— START OF LISTING —
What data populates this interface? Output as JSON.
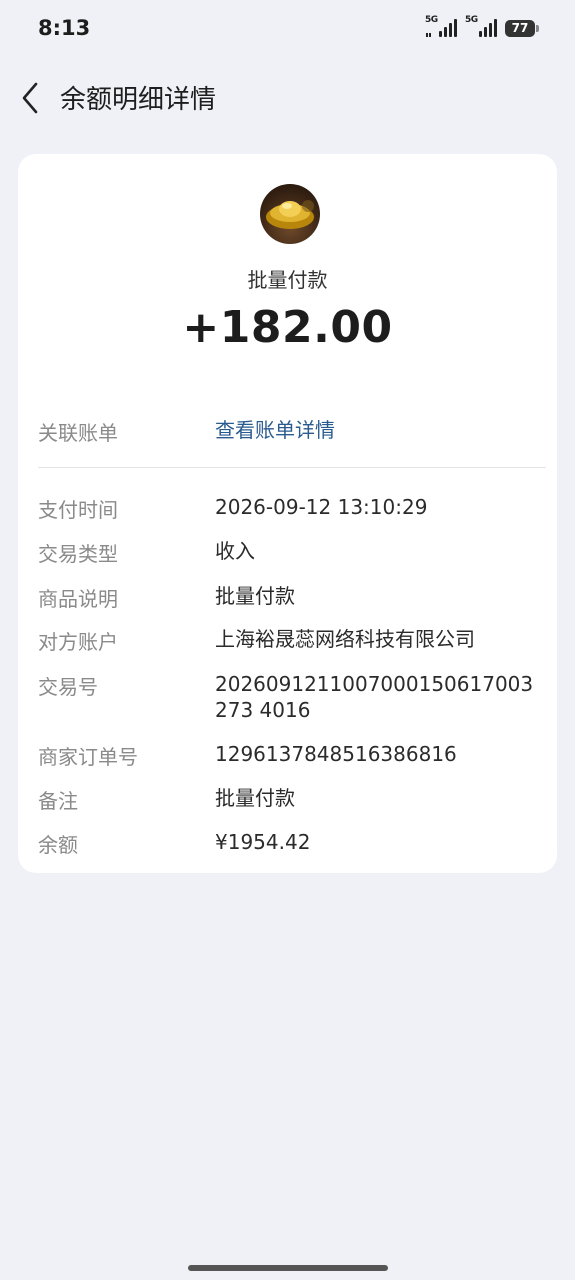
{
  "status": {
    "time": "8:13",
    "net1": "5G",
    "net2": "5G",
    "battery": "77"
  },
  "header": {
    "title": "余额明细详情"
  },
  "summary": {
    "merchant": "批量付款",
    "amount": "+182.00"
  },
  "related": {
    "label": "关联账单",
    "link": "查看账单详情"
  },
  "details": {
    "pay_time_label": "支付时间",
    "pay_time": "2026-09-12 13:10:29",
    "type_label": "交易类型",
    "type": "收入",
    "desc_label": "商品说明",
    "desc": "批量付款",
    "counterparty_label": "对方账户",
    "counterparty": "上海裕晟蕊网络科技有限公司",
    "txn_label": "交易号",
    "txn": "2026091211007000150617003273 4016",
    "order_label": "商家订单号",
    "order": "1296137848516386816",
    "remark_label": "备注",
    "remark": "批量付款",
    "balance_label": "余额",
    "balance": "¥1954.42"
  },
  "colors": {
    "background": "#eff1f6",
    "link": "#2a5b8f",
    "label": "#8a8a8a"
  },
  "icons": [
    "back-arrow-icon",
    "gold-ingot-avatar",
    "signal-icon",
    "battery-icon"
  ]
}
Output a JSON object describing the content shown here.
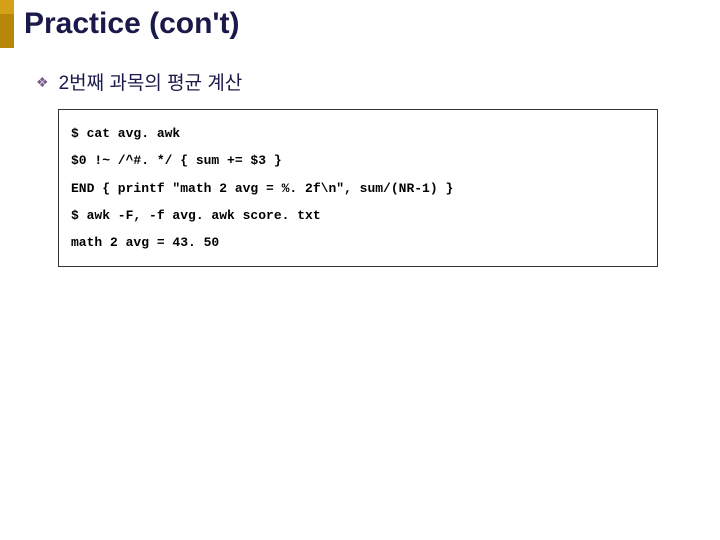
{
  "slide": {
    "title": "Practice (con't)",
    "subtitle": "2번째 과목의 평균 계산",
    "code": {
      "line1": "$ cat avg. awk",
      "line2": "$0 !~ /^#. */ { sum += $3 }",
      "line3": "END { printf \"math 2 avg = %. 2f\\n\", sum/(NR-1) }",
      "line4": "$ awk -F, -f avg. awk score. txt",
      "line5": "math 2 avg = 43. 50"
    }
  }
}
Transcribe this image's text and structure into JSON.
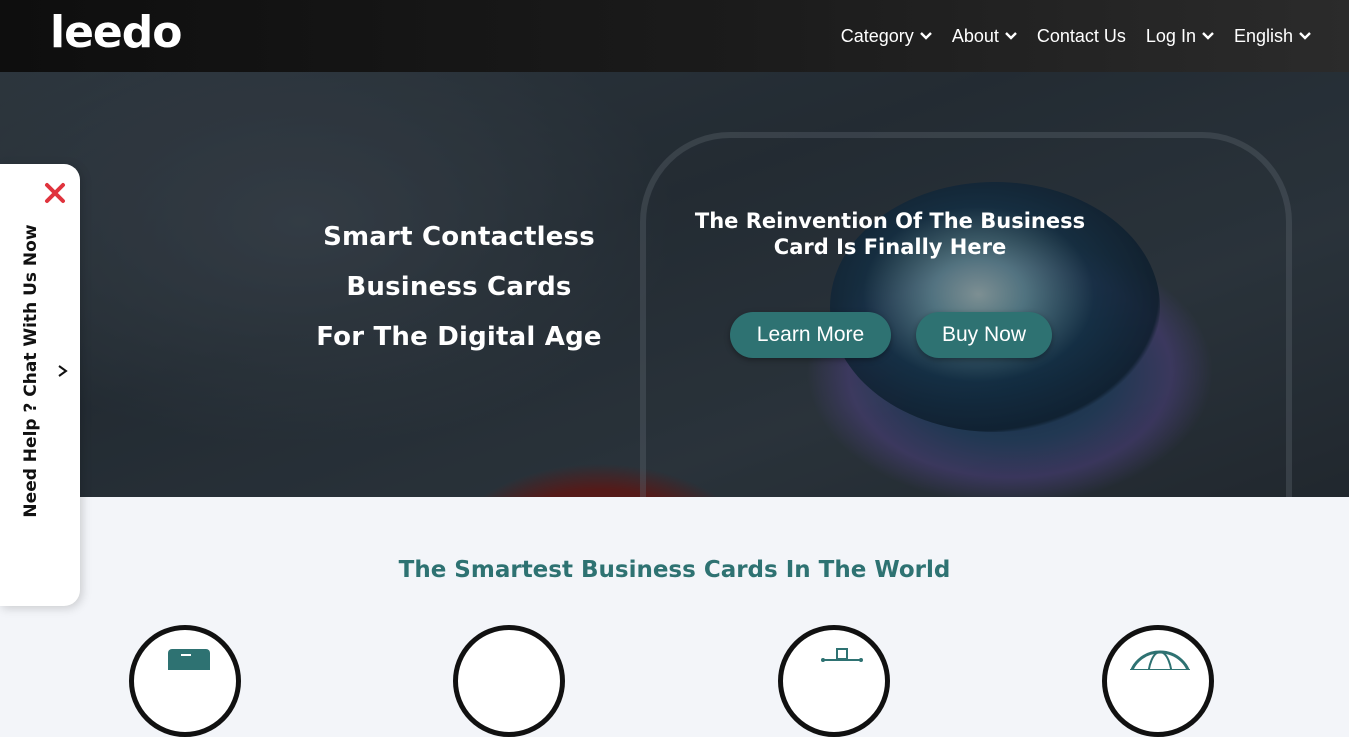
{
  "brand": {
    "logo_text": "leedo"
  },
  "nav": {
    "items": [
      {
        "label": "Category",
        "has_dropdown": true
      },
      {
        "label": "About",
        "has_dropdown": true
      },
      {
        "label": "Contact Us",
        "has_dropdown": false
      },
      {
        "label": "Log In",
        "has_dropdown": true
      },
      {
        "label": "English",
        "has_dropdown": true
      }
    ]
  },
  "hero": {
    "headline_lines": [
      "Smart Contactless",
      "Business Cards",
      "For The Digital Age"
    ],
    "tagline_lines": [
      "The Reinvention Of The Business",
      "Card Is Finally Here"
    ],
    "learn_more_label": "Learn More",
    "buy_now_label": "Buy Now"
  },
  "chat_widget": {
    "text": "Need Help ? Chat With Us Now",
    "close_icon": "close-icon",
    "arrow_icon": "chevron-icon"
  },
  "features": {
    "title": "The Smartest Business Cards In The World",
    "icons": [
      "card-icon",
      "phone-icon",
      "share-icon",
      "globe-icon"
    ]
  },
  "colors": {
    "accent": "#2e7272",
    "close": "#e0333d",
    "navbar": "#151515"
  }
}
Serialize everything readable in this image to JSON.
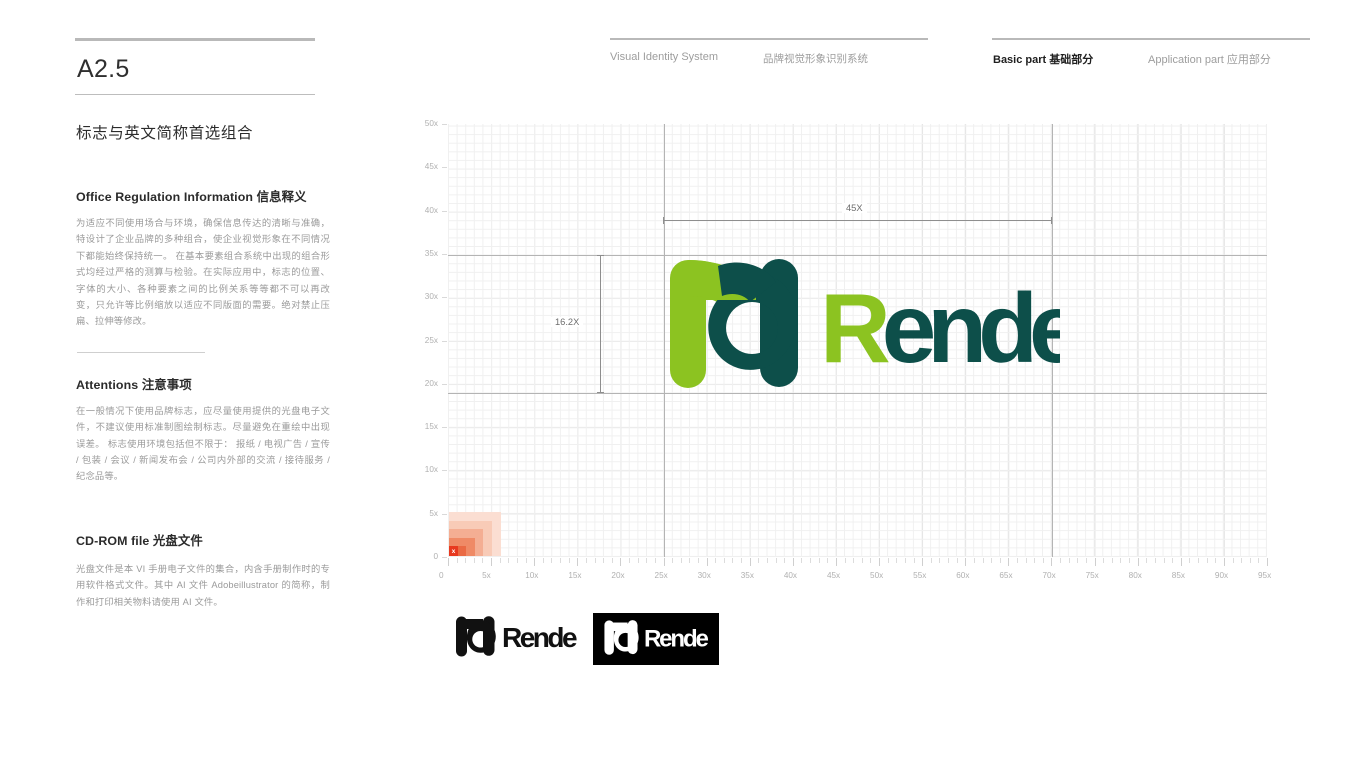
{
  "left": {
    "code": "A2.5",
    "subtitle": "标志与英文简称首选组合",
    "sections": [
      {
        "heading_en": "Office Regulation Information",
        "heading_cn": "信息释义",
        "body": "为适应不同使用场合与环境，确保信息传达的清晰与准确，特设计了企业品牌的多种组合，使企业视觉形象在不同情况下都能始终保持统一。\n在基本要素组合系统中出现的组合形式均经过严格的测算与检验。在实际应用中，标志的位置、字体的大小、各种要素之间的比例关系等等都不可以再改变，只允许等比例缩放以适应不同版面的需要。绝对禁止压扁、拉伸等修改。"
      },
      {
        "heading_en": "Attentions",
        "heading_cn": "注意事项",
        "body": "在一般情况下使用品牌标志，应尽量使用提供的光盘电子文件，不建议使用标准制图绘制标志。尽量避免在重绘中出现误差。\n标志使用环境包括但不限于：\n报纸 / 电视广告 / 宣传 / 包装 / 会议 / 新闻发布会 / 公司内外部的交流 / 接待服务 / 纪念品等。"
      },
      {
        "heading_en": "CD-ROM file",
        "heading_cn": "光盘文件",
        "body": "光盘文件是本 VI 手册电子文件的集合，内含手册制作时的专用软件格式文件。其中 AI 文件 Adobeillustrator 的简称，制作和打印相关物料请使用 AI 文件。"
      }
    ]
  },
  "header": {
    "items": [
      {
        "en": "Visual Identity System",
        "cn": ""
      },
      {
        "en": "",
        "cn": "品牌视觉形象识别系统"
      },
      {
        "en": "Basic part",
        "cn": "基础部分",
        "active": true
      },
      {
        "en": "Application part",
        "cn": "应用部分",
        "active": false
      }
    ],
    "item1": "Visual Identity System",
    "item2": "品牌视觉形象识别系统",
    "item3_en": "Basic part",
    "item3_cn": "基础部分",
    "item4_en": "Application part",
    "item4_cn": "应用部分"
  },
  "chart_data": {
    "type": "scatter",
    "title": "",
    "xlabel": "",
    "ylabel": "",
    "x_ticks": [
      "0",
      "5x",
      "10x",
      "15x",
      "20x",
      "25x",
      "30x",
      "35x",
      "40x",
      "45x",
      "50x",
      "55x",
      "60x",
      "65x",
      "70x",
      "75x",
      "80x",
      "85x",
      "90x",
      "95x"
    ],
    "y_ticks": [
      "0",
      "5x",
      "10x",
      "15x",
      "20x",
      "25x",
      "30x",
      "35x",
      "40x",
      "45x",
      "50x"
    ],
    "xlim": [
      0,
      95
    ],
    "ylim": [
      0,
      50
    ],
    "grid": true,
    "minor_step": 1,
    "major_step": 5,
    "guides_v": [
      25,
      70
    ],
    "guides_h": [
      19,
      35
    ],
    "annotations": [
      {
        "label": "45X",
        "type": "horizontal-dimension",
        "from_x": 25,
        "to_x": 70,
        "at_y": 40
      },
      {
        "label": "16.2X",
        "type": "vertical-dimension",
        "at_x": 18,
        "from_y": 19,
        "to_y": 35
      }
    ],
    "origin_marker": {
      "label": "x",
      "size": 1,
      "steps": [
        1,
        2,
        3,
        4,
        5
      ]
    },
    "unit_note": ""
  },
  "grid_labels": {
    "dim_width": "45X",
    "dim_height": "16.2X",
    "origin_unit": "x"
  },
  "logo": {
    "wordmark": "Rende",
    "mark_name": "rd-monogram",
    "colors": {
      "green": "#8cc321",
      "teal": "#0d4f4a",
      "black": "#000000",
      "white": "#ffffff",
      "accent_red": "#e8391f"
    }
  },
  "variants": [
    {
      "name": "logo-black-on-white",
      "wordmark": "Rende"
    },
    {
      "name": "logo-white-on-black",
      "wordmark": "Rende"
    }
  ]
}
— END OF LISTING —
WHAT THIS TASK INVOLVES: Output the records above exactly; leave out the pictures.

THE OUTPUT:
What data populates this interface? Output as JSON.
{
  "status": {
    "time": "8:13",
    "net1": "5G",
    "net2": "5G",
    "battery": "77"
  },
  "header": {
    "title": "余额明细详情"
  },
  "summary": {
    "merchant": "批量付款",
    "amount": "+182.00"
  },
  "related": {
    "label": "关联账单",
    "link": "查看账单详情"
  },
  "details": {
    "pay_time_label": "支付时间",
    "pay_time": "2026-09-12 13:10:29",
    "type_label": "交易类型",
    "type": "收入",
    "desc_label": "商品说明",
    "desc": "批量付款",
    "counterparty_label": "对方账户",
    "counterparty": "上海裕晟蕊网络科技有限公司",
    "txn_label": "交易号",
    "txn": "2026091211007000150617003273 4016",
    "order_label": "商家订单号",
    "order": "1296137848516386816",
    "remark_label": "备注",
    "remark": "批量付款",
    "balance_label": "余额",
    "balance": "¥1954.42"
  },
  "colors": {
    "background": "#eff1f6",
    "link": "#2a5b8f",
    "label": "#8a8a8a"
  },
  "icons": [
    "back-arrow-icon",
    "gold-ingot-avatar",
    "signal-icon",
    "battery-icon"
  ]
}
Output a JSON object describing the content shown here.
{
  "slide": {
    "title": "Practice (con't)",
    "subtitle": "2번째 과목의 평균 계산",
    "code": {
      "line1": "$ cat avg. awk",
      "line2": "$0 !~ /^#. */ { sum += $3 }",
      "line3": "END { printf \"math 2 avg = %. 2f\\n\", sum/(NR-1) }",
      "line4": "$ awk -F, -f avg. awk score. txt",
      "line5": "math 2 avg = 43. 50"
    }
  }
}
Transcribe this image's text and structure into JSON.
{
  "brand": {
    "logo_text": "leedo"
  },
  "nav": {
    "items": [
      {
        "label": "Category",
        "has_dropdown": true
      },
      {
        "label": "About",
        "has_dropdown": true
      },
      {
        "label": "Contact Us",
        "has_dropdown": false
      },
      {
        "label": "Log In",
        "has_dropdown": true
      },
      {
        "label": "English",
        "has_dropdown": true
      }
    ]
  },
  "hero": {
    "headline_lines": [
      "Smart Contactless",
      "Business Cards",
      "For The Digital Age"
    ],
    "tagline_lines": [
      "The Reinvention Of The Business",
      "Card Is Finally Here"
    ],
    "learn_more_label": "Learn More",
    "buy_now_label": "Buy Now"
  },
  "chat_widget": {
    "text": "Need Help ? Chat With Us Now",
    "close_icon": "close-icon",
    "arrow_icon": "chevron-icon"
  },
  "features": {
    "title": "The Smartest Business Cards In The World",
    "icons": [
      "card-icon",
      "phone-icon",
      "share-icon",
      "globe-icon"
    ]
  },
  "colors": {
    "accent": "#2e7272",
    "close": "#e0333d",
    "navbar": "#151515"
  }
}
Serialize everything readable in this image to JSON.
{
  "left": {
    "code": "A2.5",
    "subtitle": "标志与英文简称首选组合",
    "sections": [
      {
        "heading_en": "Office Regulation Information",
        "heading_cn": "信息释义",
        "body": "为适应不同使用场合与环境，确保信息传达的清晰与准确，特设计了企业品牌的多种组合，使企业视觉形象在不同情况下都能始终保持统一。\n在基本要素组合系统中出现的组合形式均经过严格的测算与检验。在实际应用中，标志的位置、字体的大小、各种要素之间的比例关系等等都不可以再改变，只允许等比例缩放以适应不同版面的需要。绝对禁止压扁、拉伸等修改。"
      },
      {
        "heading_en": "Attentions",
        "heading_cn": "注意事项",
        "body": "在一般情况下使用品牌标志，应尽量使用提供的光盘电子文件，不建议使用标准制图绘制标志。尽量避免在重绘中出现误差。\n标志使用环境包括但不限于：\n报纸 / 电视广告 / 宣传 / 包装 / 会议 / 新闻发布会 / 公司内外部的交流 / 接待服务 / 纪念品等。"
      },
      {
        "heading_en": "CD-ROM file",
        "heading_cn": "光盘文件",
        "body": "光盘文件是本 VI 手册电子文件的集合，内含手册制作时的专用软件格式文件。其中 AI 文件 Adobeillustrator 的简称，制作和打印相关物料请使用 AI 文件。"
      }
    ]
  },
  "header": {
    "items": [
      {
        "en": "Visual Identity System",
        "cn": ""
      },
      {
        "en": "",
        "cn": "品牌视觉形象识别系统"
      },
      {
        "en": "Basic part",
        "cn": "基础部分",
        "active": true
      },
      {
        "en": "Application part",
        "cn": "应用部分",
        "active": false
      }
    ],
    "item1": "Visual Identity System",
    "item2": "品牌视觉形象识别系统",
    "item3_en": "Basic part",
    "item3_cn": "基础部分",
    "item4_en": "Application part",
    "item4_cn": "应用部分"
  },
  "chart_data": {
    "type": "scatter",
    "title": "",
    "xlabel": "",
    "ylabel": "",
    "x_ticks": [
      "0",
      "5x",
      "10x",
      "15x",
      "20x",
      "25x",
      "30x",
      "35x",
      "40x",
      "45x",
      "50x",
      "55x",
      "60x",
      "65x",
      "70x",
      "75x",
      "80x",
      "85x",
      "90x",
      "95x"
    ],
    "y_ticks": [
      "0",
      "5x",
      "10x",
      "15x",
      "20x",
      "25x",
      "30x",
      "35x",
      "40x",
      "45x",
      "50x"
    ],
    "xlim": [
      0,
      95
    ],
    "ylim": [
      0,
      50
    ],
    "grid": true,
    "minor_step": 1,
    "major_step": 5,
    "guides_v": [
      25,
      70
    ],
    "guides_h": [
      19,
      35
    ],
    "annotations": [
      {
        "label": "45X",
        "type": "horizontal-dimension",
        "from_x": 25,
        "to_x": 70,
        "at_y": 40
      },
      {
        "label": "16.2X",
        "type": "vertical-dimension",
        "at_x": 18,
        "from_y": 19,
        "to_y": 35
      }
    ],
    "origin_marker": {
      "label": "x",
      "size": 1,
      "steps": [
        1,
        2,
        3,
        4,
        5
      ]
    },
    "unit_note": ""
  },
  "grid_labels": {
    "dim_width": "45X",
    "dim_height": "16.2X",
    "origin_unit": "x"
  },
  "logo": {
    "wordmark": "Rende",
    "mark_name": "rd-monogram",
    "colors": {
      "green": "#8cc321",
      "teal": "#0d4f4a",
      "black": "#000000",
      "white": "#ffffff",
      "accent_red": "#e8391f"
    }
  },
  "variants": [
    {
      "name": "logo-black-on-white",
      "wordmark": "Rende"
    },
    {
      "name": "logo-white-on-black",
      "wordmark": "Rende"
    }
  ]
}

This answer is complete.